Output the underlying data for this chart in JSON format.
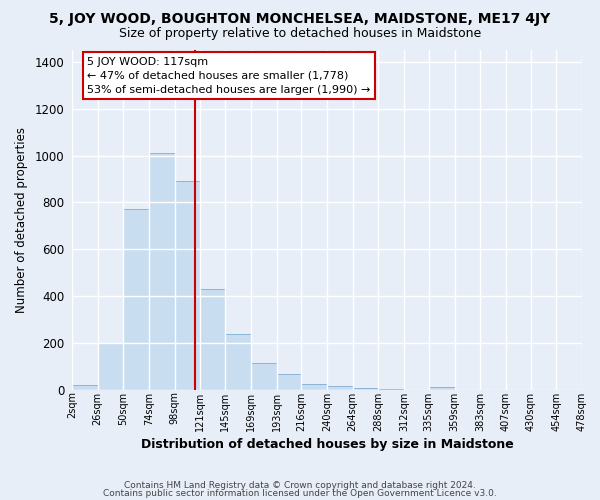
{
  "title": "5, JOY WOOD, BOUGHTON MONCHELSEA, MAIDSTONE, ME17 4JY",
  "subtitle": "Size of property relative to detached houses in Maidstone",
  "xlabel": "Distribution of detached houses by size in Maidstone",
  "ylabel": "Number of detached properties",
  "bar_color": "#c9ddf0",
  "bar_edge_color": "#8ab4d8",
  "background_color": "#e8eef8",
  "grid_color": "#ffffff",
  "bin_edges": [
    2,
    26,
    50,
    74,
    98,
    121,
    145,
    169,
    193,
    216,
    240,
    264,
    288,
    312,
    335,
    359,
    383,
    407,
    430,
    454,
    478
  ],
  "bin_labels": [
    "2sqm",
    "26sqm",
    "50sqm",
    "74sqm",
    "98sqm",
    "121sqm",
    "145sqm",
    "169sqm",
    "193sqm",
    "216sqm",
    "240sqm",
    "264sqm",
    "288sqm",
    "312sqm",
    "335sqm",
    "359sqm",
    "383sqm",
    "407sqm",
    "430sqm",
    "454sqm",
    "478sqm"
  ],
  "bar_heights": [
    20,
    200,
    770,
    1010,
    890,
    430,
    240,
    115,
    70,
    25,
    18,
    10,
    5,
    0,
    12,
    0,
    0,
    0,
    0,
    0
  ],
  "vline_x": 117,
  "vline_color": "#cc0000",
  "ylim": [
    0,
    1450
  ],
  "yticks": [
    0,
    200,
    400,
    600,
    800,
    1000,
    1200,
    1400
  ],
  "annotation_title": "5 JOY WOOD: 117sqm",
  "annotation_line1": "← 47% of detached houses are smaller (1,778)",
  "annotation_line2": "53% of semi-detached houses are larger (1,990) →",
  "annotation_box_color": "#ffffff",
  "annotation_box_edge": "#cc0000",
  "footer_line1": "Contains HM Land Registry data © Crown copyright and database right 2024.",
  "footer_line2": "Contains public sector information licensed under the Open Government Licence v3.0."
}
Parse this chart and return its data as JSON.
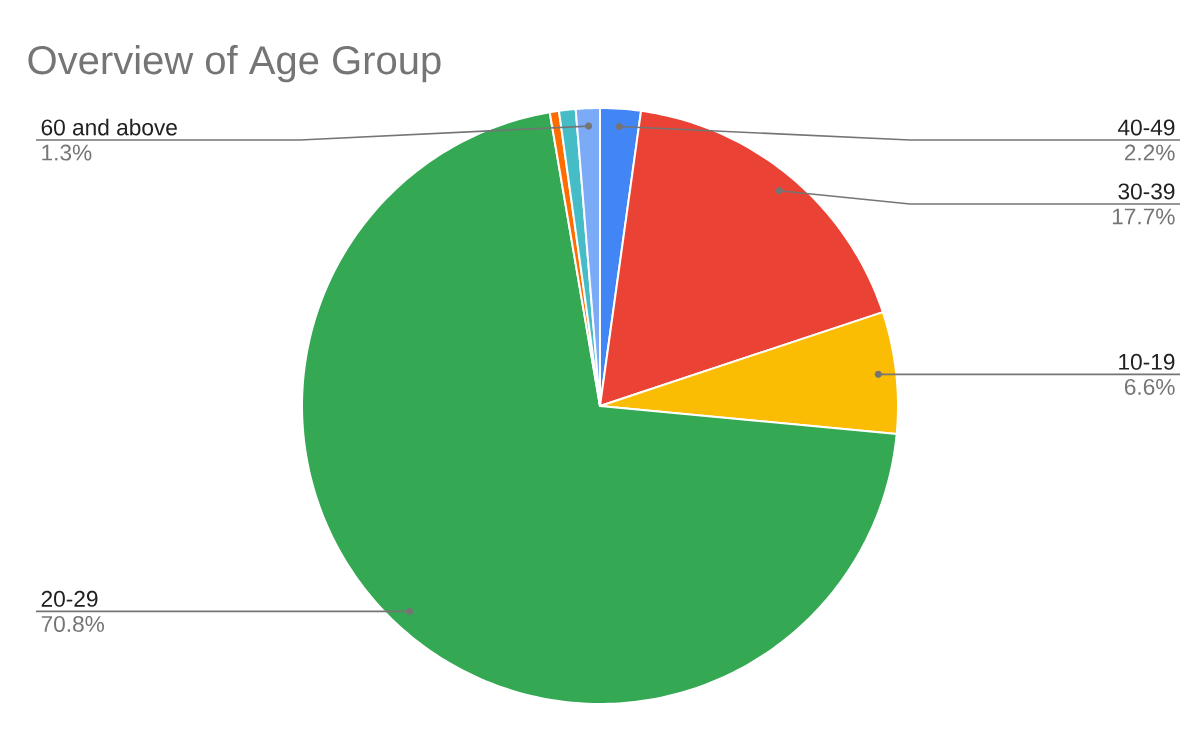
{
  "chart_data": {
    "type": "pie",
    "title": "Overview of Age Group",
    "categories": [
      "40-49",
      "30-39",
      "10-19",
      "20-29",
      null,
      null,
      "60 and above"
    ],
    "values": [
      2.2,
      17.7,
      6.6,
      70.8,
      0.5,
      0.9,
      1.3
    ],
    "colors": [
      "#4285f4",
      "#ea4335",
      "#fbbc04",
      "#34a853",
      "#ff6d01",
      "#46bdc6",
      "#7baaf7"
    ],
    "value_labels": [
      "2.2%",
      "17.7%",
      "6.6%",
      "70.8%",
      null,
      null,
      "1.3%"
    ]
  }
}
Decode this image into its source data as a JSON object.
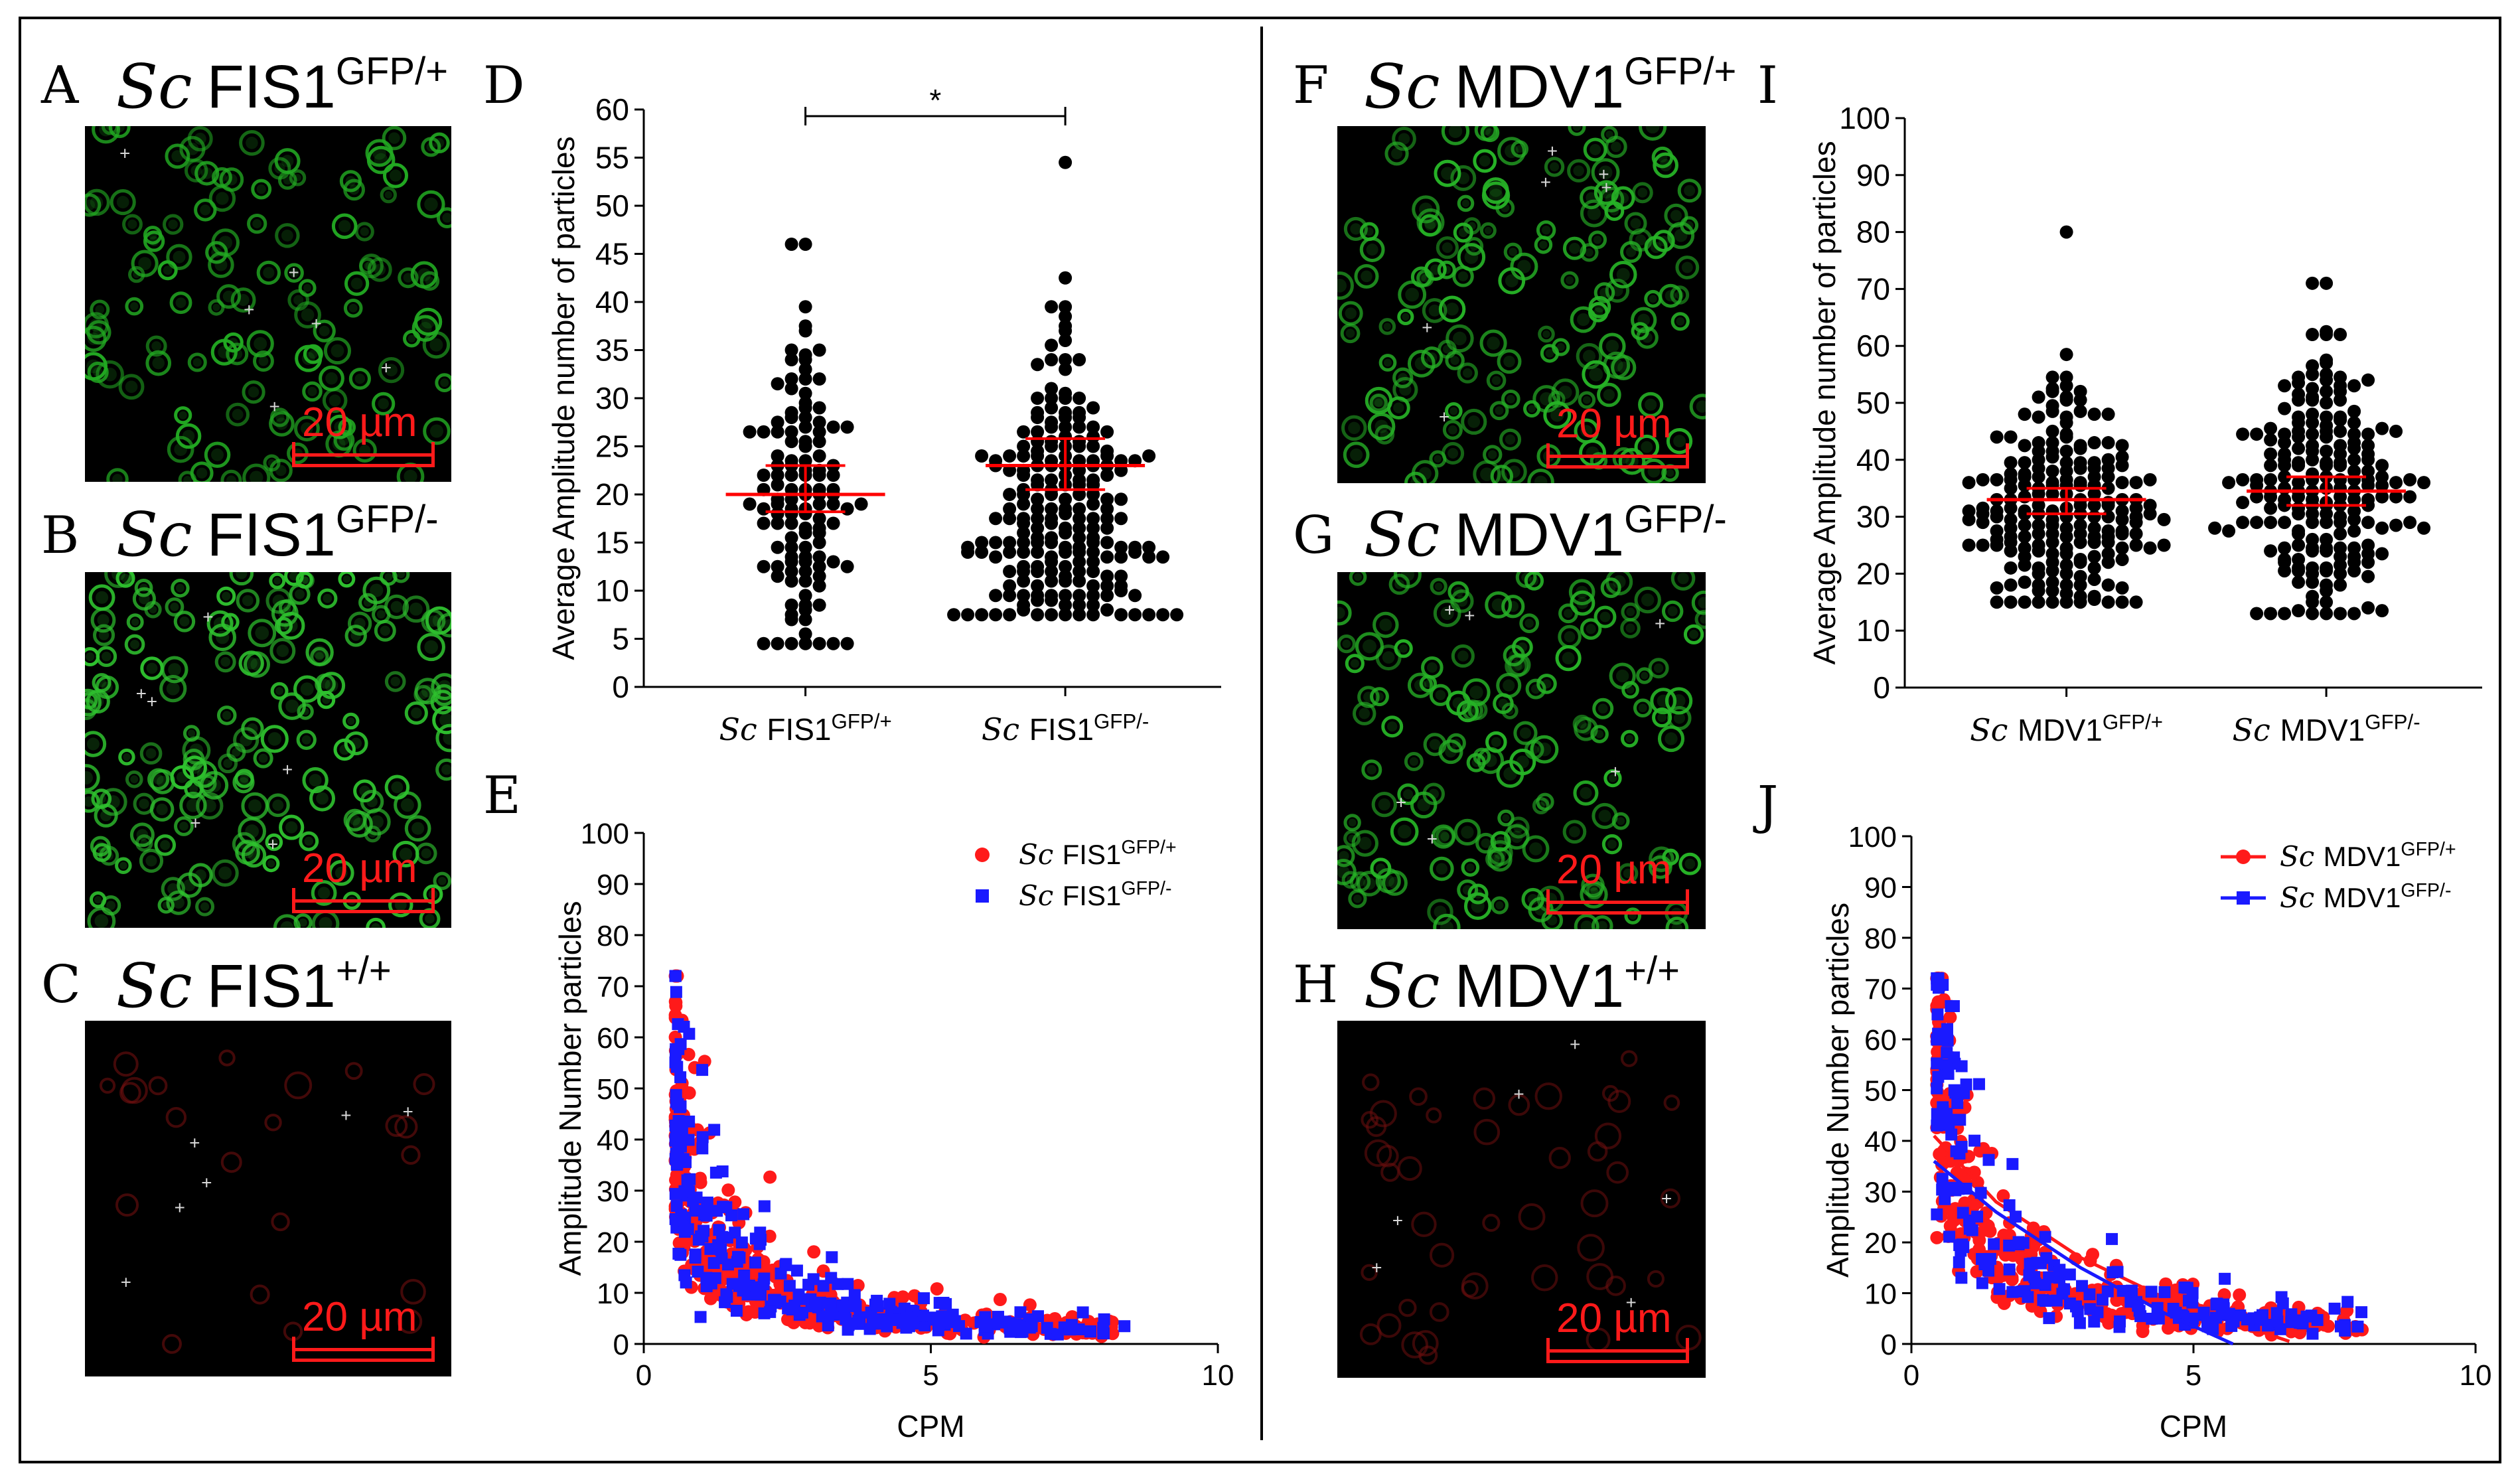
{
  "figure": {
    "panels": {
      "A": {
        "letter": "A",
        "sc": "Sc",
        "gene": "FIS1",
        "genotype": "GFP/+",
        "scale": "20 µm",
        "color": "#22aa22"
      },
      "B": {
        "letter": "B",
        "sc": "Sc",
        "gene": "FIS1",
        "genotype": "GFP/-",
        "scale": "20 µm",
        "color": "#2ec02e"
      },
      "C": {
        "letter": "C",
        "sc": "Sc",
        "gene": "FIS1",
        "genotype": "+/+",
        "scale": "20 µm",
        "color": "#7a1010"
      },
      "F": {
        "letter": "F",
        "sc": "Sc",
        "gene": "MDV1",
        "genotype": "GFP/+",
        "scale": "20 µm",
        "color": "#26b226"
      },
      "G": {
        "letter": "G",
        "sc": "Sc",
        "gene": "MDV1",
        "genotype": "GFP/-",
        "scale": "20 µm",
        "color": "#26b226"
      },
      "H": {
        "letter": "H",
        "sc": "Sc",
        "gene": "MDV1",
        "genotype": "+/+",
        "scale": "20 µm",
        "color": "#6e0f0f"
      },
      "D": {
        "letter": "D"
      },
      "E": {
        "letter": "E"
      },
      "I": {
        "letter": "I"
      },
      "J": {
        "letter": "J"
      }
    }
  },
  "chart_data": [
    {
      "id": "D",
      "type": "scatter",
      "title": "",
      "ylabel": "Average Amplitude  number of particles",
      "xlabel": "",
      "ylim": [
        0,
        60
      ],
      "yticks": [
        0,
        5,
        10,
        15,
        20,
        25,
        30,
        35,
        40,
        45,
        50,
        55,
        60
      ],
      "categories": [
        {
          "sc": "Sc",
          "gene": "FIS1",
          "genotype": "GFP/+"
        },
        {
          "sc": "Sc",
          "gene": "FIS1",
          "genotype": "GFP/-"
        }
      ],
      "series": [
        {
          "name": "Sc FIS1 GFP/+",
          "mean": 20.0,
          "ci": [
            18.2,
            23.0
          ],
          "n": 120,
          "min": 4.5,
          "max": 46.0,
          "dense_center": 19
        },
        {
          "name": "Sc FIS1 GFP/-",
          "mean": 23.0,
          "ci": [
            20.5,
            25.8
          ],
          "n": 230,
          "min": 7.5,
          "max": 54.5,
          "dense_center": 16
        }
      ],
      "significance": "*",
      "colors": {
        "points": "#000000",
        "mean": "#ff0000"
      }
    },
    {
      "id": "I",
      "type": "scatter",
      "title": "",
      "ylabel": "Average Amplitude  number of particles",
      "xlabel": "",
      "ylim": [
        0,
        100
      ],
      "yticks": [
        0,
        10,
        20,
        30,
        40,
        50,
        60,
        70,
        80,
        90,
        100
      ],
      "categories": [
        {
          "sc": "Sc",
          "gene": "MDV1",
          "genotype": "GFP/+"
        },
        {
          "sc": "Sc",
          "gene": "MDV1",
          "genotype": "GFP/-"
        }
      ],
      "series": [
        {
          "name": "Sc MDV1 GFP/+",
          "mean": 33.0,
          "ci": [
            30.5,
            35.0
          ],
          "n": 200,
          "min": 15.0,
          "max": 80.0,
          "dense_center": 30
        },
        {
          "name": "Sc MDV1 GFP/-",
          "mean": 34.5,
          "ci": [
            32.0,
            37.0
          ],
          "n": 200,
          "min": 13.0,
          "max": 71.0,
          "dense_center": 32
        }
      ],
      "colors": {
        "points": "#000000",
        "mean": "#ff0000"
      }
    },
    {
      "id": "E",
      "type": "scatter",
      "ylabel": "Amplitude Number particles",
      "xlabel": "CPM",
      "xlim": [
        0,
        10
      ],
      "ylim": [
        0,
        100
      ],
      "xticks": [
        0,
        5,
        10
      ],
      "yticks": [
        0,
        10,
        20,
        30,
        40,
        50,
        60,
        70,
        80,
        90,
        100
      ],
      "legend": [
        {
          "sc": "Sc",
          "gene": "FIS1",
          "genotype": "GFP/+",
          "color": "#ff1a1a",
          "marker": "circle"
        },
        {
          "sc": "Sc",
          "gene": "FIS1",
          "genotype": "GFP/-",
          "color": "#1a1aff",
          "marker": "square"
        }
      ],
      "series": [
        {
          "name": "Sc FIS1 GFP/+",
          "color": "#ff1a1a",
          "marker": "circle",
          "n": 420,
          "model": "a/x",
          "a": 22,
          "x_range": [
            0.55,
            8.2
          ],
          "spread": 0.35
        },
        {
          "name": "Sc FIS1 GFP/-",
          "color": "#1a1aff",
          "marker": "square",
          "n": 260,
          "model": "a/x",
          "a": 24,
          "x_range": [
            0.55,
            8.4
          ],
          "spread": 0.4
        }
      ]
    },
    {
      "id": "J",
      "type": "scatter",
      "ylabel": "Amplitude Number particles",
      "xlabel": "CPM",
      "xlim": [
        0,
        10
      ],
      "ylim": [
        0,
        100
      ],
      "xticks": [
        0,
        5,
        10
      ],
      "yticks": [
        0,
        10,
        20,
        30,
        40,
        50,
        60,
        70,
        80,
        90,
        100
      ],
      "legend": [
        {
          "sc": "Sc",
          "gene": "MDV1",
          "genotype": "GFP/+",
          "color": "#ff1a1a",
          "marker": "circle"
        },
        {
          "sc": "Sc",
          "gene": "MDV1",
          "genotype": "GFP/-",
          "color": "#1a1aff",
          "marker": "square"
        }
      ],
      "series": [
        {
          "name": "Sc MDV1 GFP/+",
          "color": "#ff1a1a",
          "marker": "circle",
          "n": 360,
          "model": "a/x",
          "a": 28,
          "x_range": [
            0.45,
            8.0
          ],
          "spread": 0.35,
          "fit": [
            [
              0.4,
              41
            ],
            [
              1.5,
              28
            ],
            [
              3,
              17
            ],
            [
              4.5,
              9
            ],
            [
              5.5,
              5
            ],
            [
              6.7,
              0.5
            ]
          ]
        },
        {
          "name": "Sc MDV1 GFP/-",
          "color": "#1a1aff",
          "marker": "square",
          "n": 200,
          "model": "a/x",
          "a": 28,
          "x_range": [
            0.45,
            8.0
          ],
          "spread": 0.4,
          "fit": [
            [
              0.4,
              36
            ],
            [
              1.5,
              26
            ],
            [
              3,
              15
            ],
            [
              4.5,
              6
            ],
            [
              5.7,
              0
            ]
          ]
        }
      ]
    }
  ]
}
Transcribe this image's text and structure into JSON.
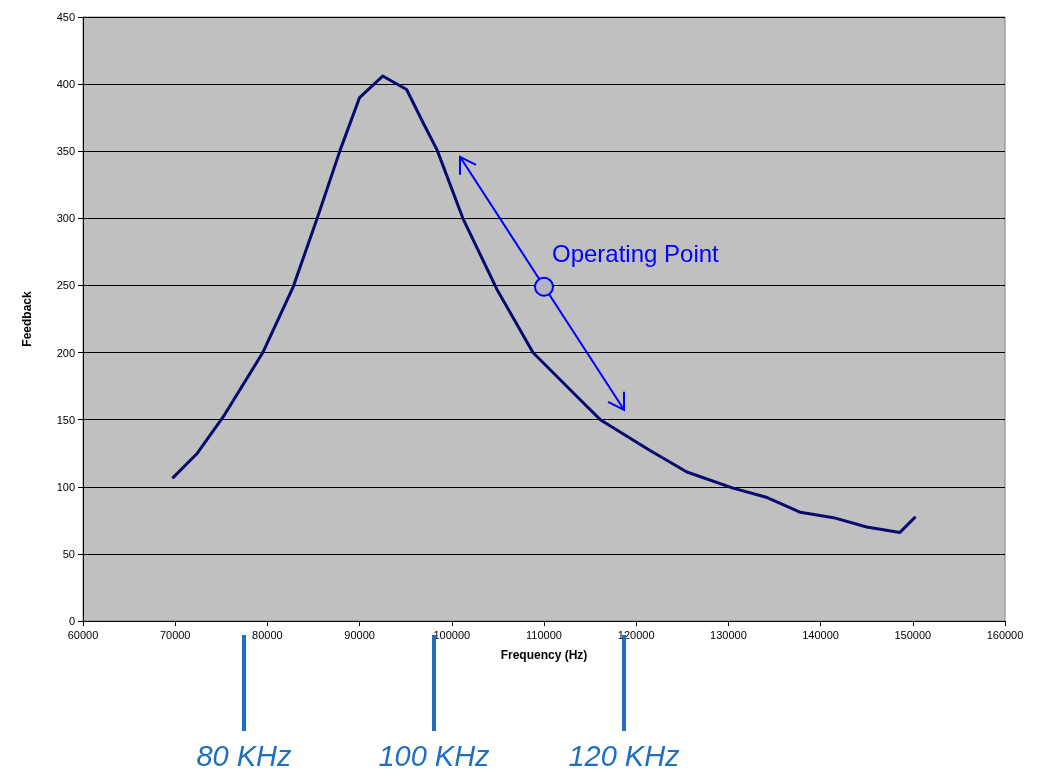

**Directions**
What is the number of lines that hold the string "Contains"? Reply with that number alone.

**Written solution**
2